#### [Task objective]
Identify each line below containing the string "content" and copy it.

#### [Rows]

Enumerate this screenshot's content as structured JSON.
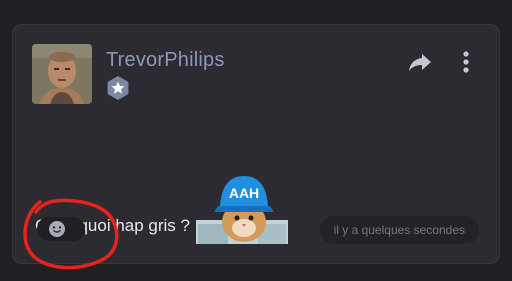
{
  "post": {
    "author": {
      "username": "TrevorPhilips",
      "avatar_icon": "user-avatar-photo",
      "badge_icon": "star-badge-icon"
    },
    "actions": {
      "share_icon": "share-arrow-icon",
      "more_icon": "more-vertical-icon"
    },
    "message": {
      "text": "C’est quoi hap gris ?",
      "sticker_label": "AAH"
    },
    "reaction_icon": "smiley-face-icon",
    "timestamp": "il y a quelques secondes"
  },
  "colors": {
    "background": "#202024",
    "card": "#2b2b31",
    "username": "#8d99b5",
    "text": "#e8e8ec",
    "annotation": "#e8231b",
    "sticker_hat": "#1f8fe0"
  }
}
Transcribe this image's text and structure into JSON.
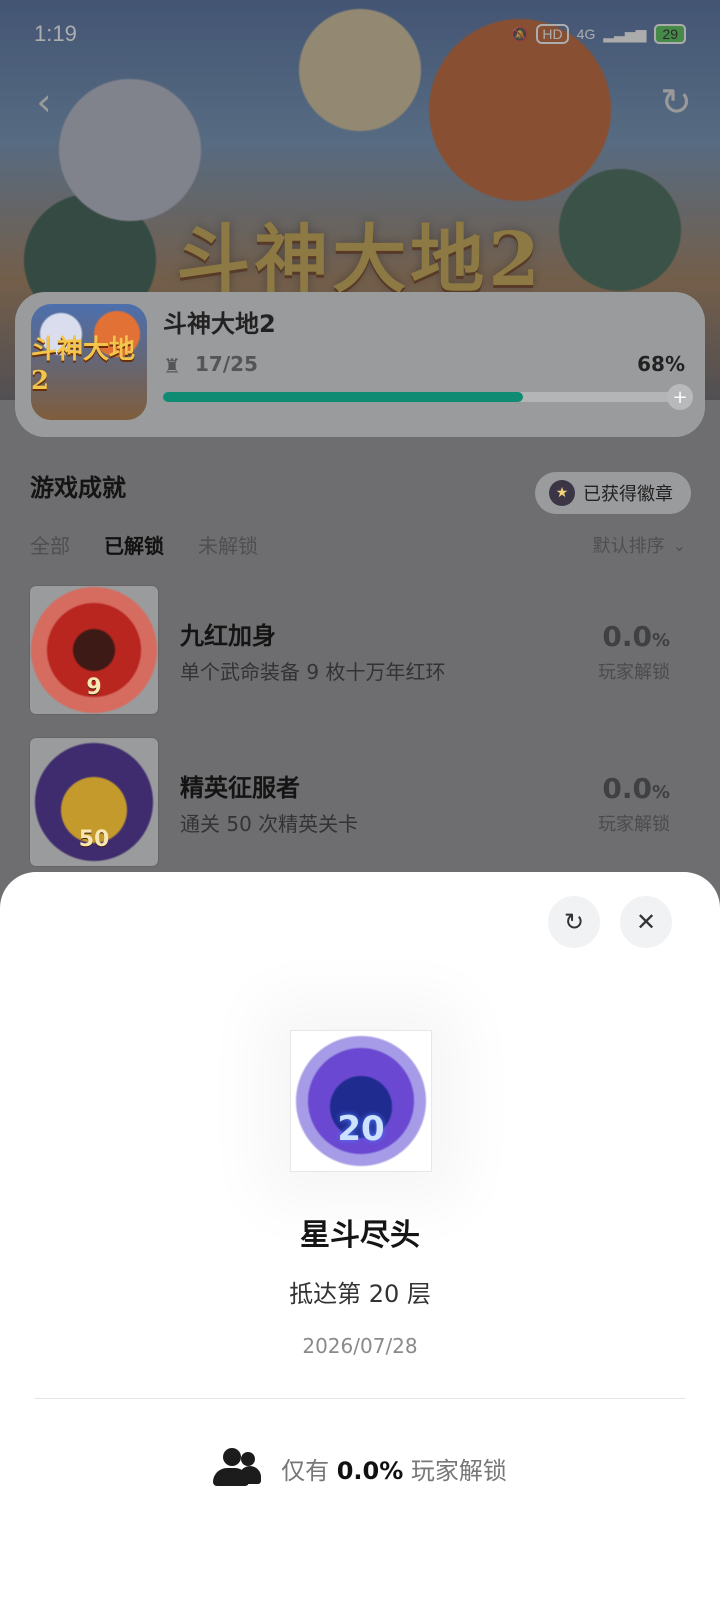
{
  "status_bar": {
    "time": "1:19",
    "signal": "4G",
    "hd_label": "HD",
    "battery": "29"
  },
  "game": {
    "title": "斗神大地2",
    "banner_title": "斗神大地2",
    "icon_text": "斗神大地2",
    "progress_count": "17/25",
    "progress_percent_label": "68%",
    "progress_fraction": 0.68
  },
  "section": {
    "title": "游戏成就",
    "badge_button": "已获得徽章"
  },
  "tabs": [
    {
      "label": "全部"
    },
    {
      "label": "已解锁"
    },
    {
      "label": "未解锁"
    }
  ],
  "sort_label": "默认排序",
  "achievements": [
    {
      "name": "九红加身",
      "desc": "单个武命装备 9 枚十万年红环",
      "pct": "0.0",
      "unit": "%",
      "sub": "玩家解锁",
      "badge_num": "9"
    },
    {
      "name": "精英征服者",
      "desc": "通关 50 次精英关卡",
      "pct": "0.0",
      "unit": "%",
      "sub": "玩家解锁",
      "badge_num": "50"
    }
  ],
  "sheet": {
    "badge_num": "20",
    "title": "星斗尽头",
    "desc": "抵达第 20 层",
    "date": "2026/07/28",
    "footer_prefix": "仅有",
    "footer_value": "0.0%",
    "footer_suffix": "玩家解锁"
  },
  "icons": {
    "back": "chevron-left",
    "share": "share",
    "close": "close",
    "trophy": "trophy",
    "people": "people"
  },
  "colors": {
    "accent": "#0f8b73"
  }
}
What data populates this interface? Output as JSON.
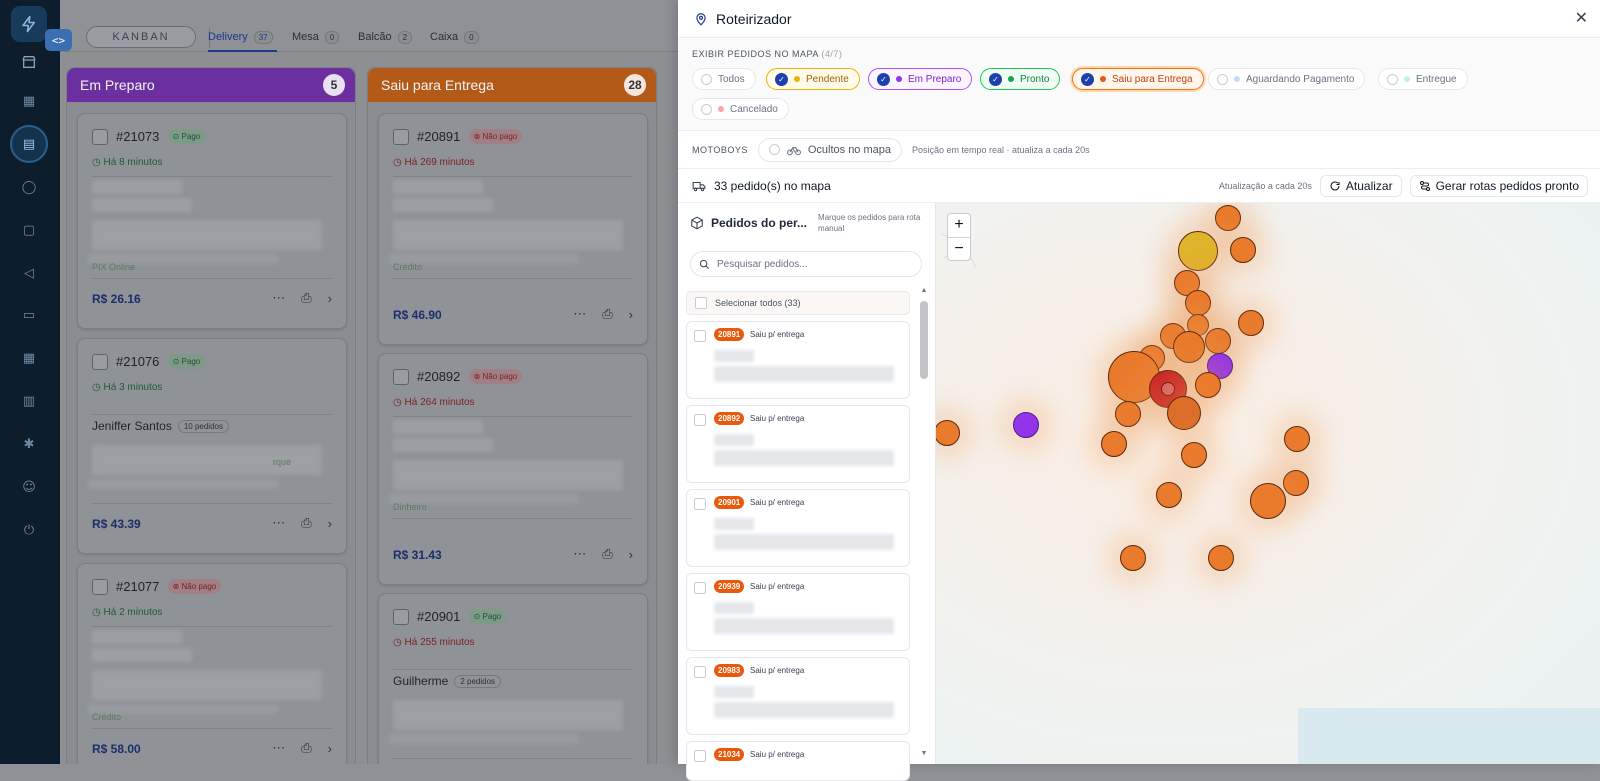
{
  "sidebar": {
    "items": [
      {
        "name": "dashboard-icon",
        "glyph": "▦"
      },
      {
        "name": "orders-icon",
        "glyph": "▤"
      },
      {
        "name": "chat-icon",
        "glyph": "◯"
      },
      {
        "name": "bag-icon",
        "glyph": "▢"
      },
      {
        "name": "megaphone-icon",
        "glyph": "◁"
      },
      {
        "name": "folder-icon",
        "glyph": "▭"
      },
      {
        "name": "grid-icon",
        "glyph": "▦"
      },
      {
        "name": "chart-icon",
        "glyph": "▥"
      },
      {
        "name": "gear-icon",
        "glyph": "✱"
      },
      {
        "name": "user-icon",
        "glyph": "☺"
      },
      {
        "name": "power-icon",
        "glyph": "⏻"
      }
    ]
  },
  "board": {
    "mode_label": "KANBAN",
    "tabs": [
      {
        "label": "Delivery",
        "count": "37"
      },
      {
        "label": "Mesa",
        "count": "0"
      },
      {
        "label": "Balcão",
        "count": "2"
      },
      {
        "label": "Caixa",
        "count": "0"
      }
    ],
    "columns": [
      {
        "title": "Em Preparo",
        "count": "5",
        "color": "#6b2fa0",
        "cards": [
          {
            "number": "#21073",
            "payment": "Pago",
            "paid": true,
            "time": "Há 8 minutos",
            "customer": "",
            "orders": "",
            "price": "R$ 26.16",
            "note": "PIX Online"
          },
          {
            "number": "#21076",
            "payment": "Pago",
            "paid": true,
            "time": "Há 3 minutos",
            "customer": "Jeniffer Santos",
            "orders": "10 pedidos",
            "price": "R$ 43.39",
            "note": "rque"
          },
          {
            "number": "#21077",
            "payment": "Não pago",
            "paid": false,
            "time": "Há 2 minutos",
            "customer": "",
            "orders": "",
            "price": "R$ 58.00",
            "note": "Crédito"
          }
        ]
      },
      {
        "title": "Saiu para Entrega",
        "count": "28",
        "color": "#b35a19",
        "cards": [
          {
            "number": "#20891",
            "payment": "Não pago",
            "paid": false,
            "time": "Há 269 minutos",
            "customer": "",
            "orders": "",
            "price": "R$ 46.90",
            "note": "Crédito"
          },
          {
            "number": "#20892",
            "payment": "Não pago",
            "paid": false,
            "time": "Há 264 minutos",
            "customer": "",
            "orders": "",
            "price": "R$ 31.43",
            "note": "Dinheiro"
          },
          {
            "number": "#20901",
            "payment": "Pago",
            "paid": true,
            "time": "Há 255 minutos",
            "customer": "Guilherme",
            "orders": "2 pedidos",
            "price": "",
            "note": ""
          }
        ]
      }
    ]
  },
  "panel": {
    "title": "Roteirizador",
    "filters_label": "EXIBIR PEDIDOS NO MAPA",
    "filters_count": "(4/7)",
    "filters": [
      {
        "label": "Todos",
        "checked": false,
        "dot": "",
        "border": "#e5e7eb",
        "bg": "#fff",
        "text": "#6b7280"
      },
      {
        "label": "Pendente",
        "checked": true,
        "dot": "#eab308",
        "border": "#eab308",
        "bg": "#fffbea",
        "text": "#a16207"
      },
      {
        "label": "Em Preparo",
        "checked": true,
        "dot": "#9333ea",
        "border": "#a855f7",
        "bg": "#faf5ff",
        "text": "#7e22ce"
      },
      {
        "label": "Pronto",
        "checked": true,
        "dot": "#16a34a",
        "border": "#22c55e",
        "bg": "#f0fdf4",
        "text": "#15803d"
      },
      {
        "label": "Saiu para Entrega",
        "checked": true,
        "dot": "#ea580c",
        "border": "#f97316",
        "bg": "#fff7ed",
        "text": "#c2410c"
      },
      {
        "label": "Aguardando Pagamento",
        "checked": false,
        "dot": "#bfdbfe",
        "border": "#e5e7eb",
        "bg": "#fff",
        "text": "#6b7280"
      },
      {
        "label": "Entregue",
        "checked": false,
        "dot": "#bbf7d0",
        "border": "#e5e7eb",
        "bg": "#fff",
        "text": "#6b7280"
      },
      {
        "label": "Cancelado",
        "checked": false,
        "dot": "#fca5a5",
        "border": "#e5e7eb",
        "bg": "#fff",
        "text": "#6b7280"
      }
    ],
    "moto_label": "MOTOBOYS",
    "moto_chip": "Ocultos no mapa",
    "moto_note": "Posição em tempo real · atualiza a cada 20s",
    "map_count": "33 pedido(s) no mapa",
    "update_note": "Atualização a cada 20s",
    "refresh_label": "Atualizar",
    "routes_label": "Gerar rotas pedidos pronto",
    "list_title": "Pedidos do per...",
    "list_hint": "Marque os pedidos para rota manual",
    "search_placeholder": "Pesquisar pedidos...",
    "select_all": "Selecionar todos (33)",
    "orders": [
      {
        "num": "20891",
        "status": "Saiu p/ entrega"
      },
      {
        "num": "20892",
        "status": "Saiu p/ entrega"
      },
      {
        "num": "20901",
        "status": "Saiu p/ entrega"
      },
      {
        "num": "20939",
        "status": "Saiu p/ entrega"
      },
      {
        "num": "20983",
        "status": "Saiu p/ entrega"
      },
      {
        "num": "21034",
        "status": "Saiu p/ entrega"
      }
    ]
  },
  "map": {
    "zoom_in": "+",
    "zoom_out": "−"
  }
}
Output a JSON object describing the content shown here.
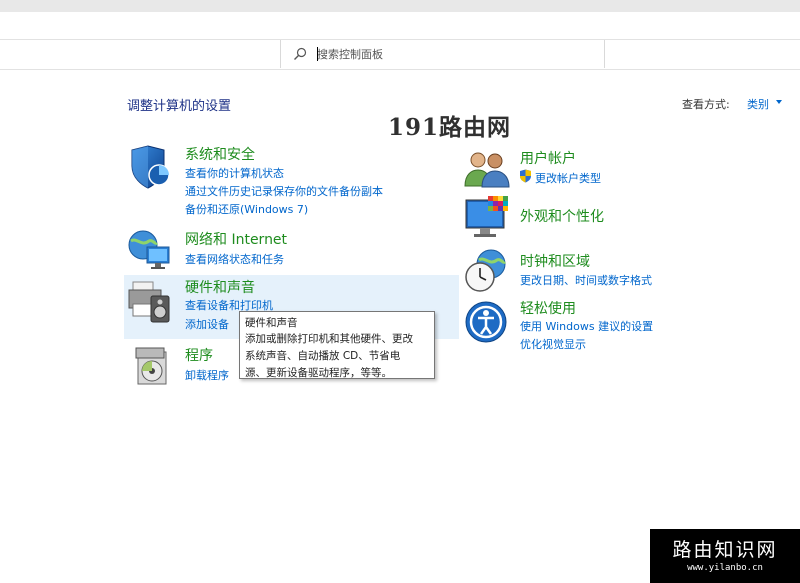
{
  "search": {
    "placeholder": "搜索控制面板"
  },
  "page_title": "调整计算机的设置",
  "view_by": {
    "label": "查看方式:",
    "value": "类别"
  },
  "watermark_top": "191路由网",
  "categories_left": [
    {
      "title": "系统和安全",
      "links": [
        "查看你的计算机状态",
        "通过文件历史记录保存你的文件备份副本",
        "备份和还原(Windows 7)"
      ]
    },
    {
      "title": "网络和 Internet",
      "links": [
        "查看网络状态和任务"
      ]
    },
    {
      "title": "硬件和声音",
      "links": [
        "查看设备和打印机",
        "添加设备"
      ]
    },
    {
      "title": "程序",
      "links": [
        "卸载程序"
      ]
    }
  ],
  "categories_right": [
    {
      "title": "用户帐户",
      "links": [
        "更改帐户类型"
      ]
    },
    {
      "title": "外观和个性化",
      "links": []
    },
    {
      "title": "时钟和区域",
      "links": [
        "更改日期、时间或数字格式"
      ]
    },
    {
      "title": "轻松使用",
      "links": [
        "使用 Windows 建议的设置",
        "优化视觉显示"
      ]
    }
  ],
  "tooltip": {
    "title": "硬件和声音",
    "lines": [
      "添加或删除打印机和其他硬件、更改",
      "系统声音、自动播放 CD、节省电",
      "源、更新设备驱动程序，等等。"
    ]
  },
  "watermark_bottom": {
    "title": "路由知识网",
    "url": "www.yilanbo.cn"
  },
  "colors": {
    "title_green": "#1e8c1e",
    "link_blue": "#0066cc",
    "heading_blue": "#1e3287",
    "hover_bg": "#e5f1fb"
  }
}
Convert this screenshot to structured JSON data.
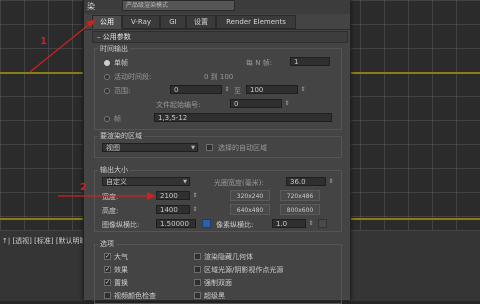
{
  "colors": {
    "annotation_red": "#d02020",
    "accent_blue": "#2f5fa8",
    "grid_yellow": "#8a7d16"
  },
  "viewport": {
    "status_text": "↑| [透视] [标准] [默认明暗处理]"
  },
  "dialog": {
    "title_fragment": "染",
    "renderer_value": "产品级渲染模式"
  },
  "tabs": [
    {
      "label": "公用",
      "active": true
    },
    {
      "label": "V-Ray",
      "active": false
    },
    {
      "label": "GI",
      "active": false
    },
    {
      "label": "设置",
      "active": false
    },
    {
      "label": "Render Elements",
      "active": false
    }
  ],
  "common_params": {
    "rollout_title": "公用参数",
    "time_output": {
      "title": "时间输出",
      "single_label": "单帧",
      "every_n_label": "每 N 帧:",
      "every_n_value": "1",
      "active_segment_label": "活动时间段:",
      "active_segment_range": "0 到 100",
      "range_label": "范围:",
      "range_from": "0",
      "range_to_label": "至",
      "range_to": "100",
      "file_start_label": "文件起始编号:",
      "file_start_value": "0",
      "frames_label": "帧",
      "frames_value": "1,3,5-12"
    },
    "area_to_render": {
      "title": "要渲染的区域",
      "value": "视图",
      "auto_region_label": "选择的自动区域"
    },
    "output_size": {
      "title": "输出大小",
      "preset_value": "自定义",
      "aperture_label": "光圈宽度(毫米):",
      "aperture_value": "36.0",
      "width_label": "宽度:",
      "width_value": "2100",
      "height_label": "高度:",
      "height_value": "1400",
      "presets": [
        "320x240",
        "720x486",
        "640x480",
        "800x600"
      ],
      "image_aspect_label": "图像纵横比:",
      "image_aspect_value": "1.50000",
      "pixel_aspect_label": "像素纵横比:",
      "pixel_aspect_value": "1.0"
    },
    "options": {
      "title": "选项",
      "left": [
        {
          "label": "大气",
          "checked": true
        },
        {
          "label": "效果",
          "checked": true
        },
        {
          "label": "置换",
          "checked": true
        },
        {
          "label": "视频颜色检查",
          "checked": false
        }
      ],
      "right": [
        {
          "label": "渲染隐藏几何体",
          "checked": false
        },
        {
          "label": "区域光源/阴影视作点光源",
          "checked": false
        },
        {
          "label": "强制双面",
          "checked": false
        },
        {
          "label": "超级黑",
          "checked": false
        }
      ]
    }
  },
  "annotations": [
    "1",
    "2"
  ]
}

#### [Answer]
Enumerate this screenshot's content as structured JSON.
Output a JSON object describing the content shown here.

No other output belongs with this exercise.